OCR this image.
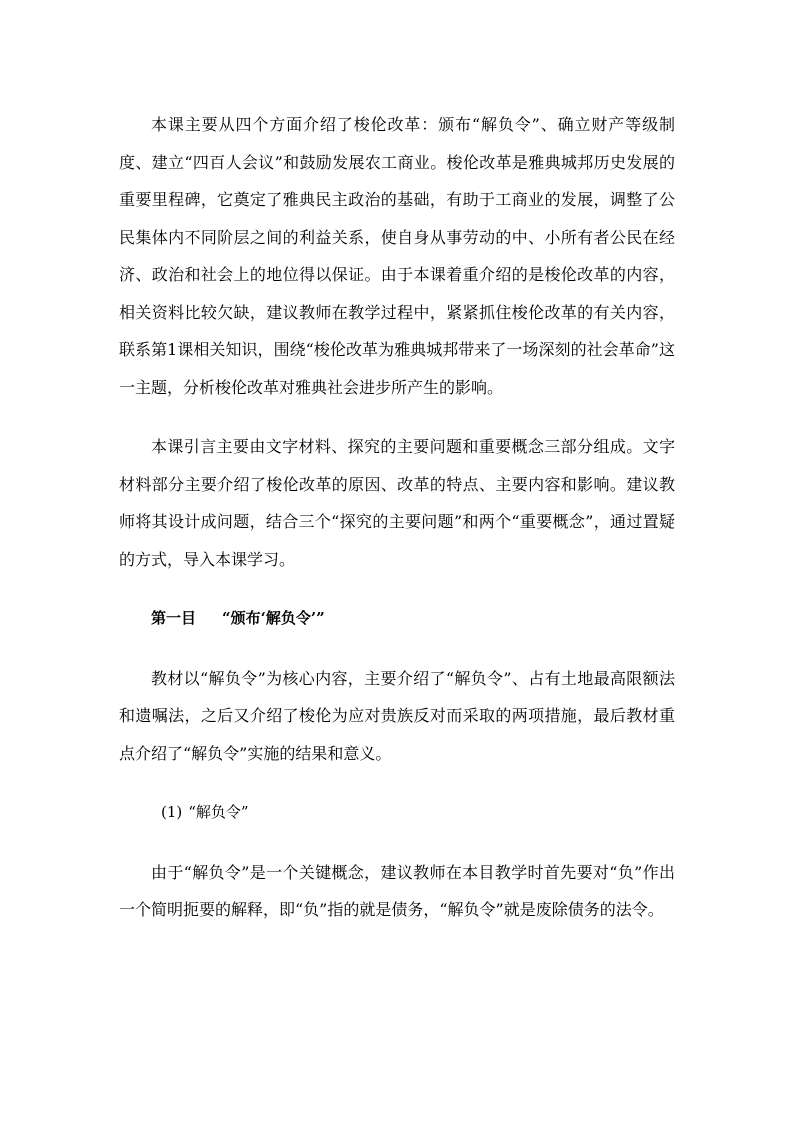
本课主要从四个方面介绍了梭伦改革：颁布“解负令”、确立财产等级制度、建立“四百人会议”和鼓励发展农工商业。梭伦改革是雅典城邦历史发展的重要里程碑，它奠定了雅典民主政治的基础，有助于工商业的发展，调整了公民集体内不同阶层之间的利益关系，使自身从事劳动的中、小所有者公民在经济、政治和社会上的地位得以保证。由于本课着重介绍的是梭伦改革的内容，相关资料比较欠缺，建议教师在教学过程中，紧紧抓住梭伦改革的有关内容，联系第1课相关知识，围绕“梭伦改革为雅典城邦带来了一场深刻的社会革命”这一主题，分析梭伦改革对雅典社会进步所产生的影响。

本课引言主要由文字材料、探究的主要问题和重要概念三部分组成。文字材料部分主要介绍了梭伦改革的原因、改革的特点、主要内容和影响。建议教师将其设计成问题，结合三个“探究的主要问题”和两个“重要概念”，通过置疑的方式，导入本课学习。

第一目 “颁布‘解负令’”

教材以“解负令”为核心内容，主要介绍了“解负令”、占有土地最高限额法和遗嘱法，之后又介绍了梭伦为应对贵族反对而采取的两项措施，最后教材重点介绍了“解负令”实施的结果和意义。

(1) “解负令”

由于“解负令”是一个关键概念，建议教师在本目教学时首先要对“负”作出一个简明扼要的解释，即“负”指的就是债务，“解负令”就是废除债务的法令。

***

The pictures in the entries should be left out; output everything else exactly.

Full solution
OCR this image.
本课主要从四个方面介绍了梭伦改革：颁布“解负令”、确立财产等级制度、建立“四百人会议”和鼓励发展农工商业。梭伦改革是雅典城邦历史发展的重要里程碑，它奠定了雅典民主政治的基础，有助于工商业的发展，调整了公民集体内不同阶层之间的利益关系，使自身从事劳动的中、小所有者公民在经济、政治和社会上的地位得以保证。由于本课着重介绍的是梭伦改革的内容，相关资料比较欠缺，建议教师在教学过程中，紧紧抓住梭伦改革的有关内容，联系第1课相关知识，围绕“梭伦改革为雅典城邦带来了一场深刻的社会革命”这一主题，分析梭伦改革对雅典社会进步所产生的影响。

本课引言主要由文字材料、探究的主要问题和重要概念三部分组成。文字材料部分主要介绍了梭伦改革的原因、改革的特点、主要内容和影响。建议教师将其设计成问题，结合三个“探究的主要问题”和两个“重要概念”，通过置疑的方式，导入本课学习。

第一目 “颁布‘解负令’”

教材以“解负令”为核心内容，主要介绍了“解负令”、占有土地最高限额法和遗嘱法，之后又介绍了梭伦为应对贵族反对而采取的两项措施，最后教材重点介绍了“解负令”实施的结果和意义。

(1) “解负令”

由于“解负令”是一个关键概念，建议教师在本目教学时首先要对“负”作出一个简明扼要的解释，即“负”指的就是债务，“解负令”就是废除债务的法令。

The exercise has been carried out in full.